## Start

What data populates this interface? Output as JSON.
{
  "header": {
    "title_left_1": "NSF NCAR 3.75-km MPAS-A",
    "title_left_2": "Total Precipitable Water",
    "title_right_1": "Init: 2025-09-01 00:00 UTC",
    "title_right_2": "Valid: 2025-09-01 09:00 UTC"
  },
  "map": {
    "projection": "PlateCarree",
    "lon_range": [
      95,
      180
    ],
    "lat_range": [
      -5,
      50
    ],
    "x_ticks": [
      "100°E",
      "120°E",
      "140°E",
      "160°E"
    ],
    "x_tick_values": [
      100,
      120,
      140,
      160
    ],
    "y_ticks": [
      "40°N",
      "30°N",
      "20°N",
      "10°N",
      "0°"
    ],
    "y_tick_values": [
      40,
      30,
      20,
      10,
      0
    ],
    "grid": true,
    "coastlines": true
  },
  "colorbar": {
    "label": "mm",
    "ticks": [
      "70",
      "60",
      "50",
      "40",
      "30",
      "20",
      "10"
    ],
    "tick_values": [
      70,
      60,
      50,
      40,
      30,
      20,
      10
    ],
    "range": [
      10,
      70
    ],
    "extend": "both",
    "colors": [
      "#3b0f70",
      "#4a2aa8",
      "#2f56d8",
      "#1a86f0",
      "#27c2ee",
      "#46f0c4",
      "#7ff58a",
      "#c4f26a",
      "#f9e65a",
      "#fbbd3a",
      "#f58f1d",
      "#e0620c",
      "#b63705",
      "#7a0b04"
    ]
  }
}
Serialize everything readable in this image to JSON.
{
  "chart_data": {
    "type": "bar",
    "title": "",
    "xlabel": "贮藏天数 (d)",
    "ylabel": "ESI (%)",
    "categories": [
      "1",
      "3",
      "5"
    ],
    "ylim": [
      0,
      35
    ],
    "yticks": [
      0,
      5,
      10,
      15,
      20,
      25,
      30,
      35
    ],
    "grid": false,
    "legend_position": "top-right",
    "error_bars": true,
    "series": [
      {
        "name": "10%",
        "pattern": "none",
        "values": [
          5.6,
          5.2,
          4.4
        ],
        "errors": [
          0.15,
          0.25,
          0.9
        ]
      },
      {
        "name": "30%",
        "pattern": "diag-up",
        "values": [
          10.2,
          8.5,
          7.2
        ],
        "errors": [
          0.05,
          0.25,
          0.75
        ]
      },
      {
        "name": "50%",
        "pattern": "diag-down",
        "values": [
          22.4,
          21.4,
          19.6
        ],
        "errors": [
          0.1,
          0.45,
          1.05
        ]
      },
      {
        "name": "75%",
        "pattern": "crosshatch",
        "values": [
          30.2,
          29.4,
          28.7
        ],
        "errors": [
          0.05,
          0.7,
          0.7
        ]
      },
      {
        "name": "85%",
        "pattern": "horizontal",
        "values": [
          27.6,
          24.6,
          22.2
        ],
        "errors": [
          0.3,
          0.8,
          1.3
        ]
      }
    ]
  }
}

## End
## Start

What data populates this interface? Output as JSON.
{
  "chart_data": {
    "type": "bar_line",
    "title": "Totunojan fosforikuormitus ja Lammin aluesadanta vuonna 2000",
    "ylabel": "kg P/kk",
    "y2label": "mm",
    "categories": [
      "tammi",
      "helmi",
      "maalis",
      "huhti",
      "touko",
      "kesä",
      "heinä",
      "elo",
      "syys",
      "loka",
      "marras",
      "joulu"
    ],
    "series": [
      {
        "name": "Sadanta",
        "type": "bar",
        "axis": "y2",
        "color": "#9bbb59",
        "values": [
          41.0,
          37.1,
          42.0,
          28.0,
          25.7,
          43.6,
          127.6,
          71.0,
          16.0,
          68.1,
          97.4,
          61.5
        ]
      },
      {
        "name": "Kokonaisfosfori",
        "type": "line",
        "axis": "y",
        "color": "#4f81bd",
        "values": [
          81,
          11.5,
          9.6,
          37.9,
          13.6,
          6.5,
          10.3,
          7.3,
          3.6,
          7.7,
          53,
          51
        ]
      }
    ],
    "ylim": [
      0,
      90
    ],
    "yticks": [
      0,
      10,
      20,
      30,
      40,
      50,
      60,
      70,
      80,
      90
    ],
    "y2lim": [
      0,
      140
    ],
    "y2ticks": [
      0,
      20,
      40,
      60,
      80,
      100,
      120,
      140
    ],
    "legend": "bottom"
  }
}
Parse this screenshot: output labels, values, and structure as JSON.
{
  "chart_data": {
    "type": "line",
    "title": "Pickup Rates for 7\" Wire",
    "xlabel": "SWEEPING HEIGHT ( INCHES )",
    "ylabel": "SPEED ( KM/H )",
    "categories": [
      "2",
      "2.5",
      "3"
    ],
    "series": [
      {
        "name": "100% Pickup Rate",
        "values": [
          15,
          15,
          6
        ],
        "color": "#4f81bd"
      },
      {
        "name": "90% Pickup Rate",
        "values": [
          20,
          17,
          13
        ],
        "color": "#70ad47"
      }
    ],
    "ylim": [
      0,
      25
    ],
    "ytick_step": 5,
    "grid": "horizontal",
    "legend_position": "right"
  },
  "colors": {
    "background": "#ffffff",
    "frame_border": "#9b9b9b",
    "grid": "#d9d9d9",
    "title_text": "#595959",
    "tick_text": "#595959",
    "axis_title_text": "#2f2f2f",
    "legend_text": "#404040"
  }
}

## End

Required work: Scan the material above. Copy each line that holds the word "type".

Response:
    "type": "bar",
    "type": "bar_line",
        "type": "bar",
        "type": "line",
    "type": "line",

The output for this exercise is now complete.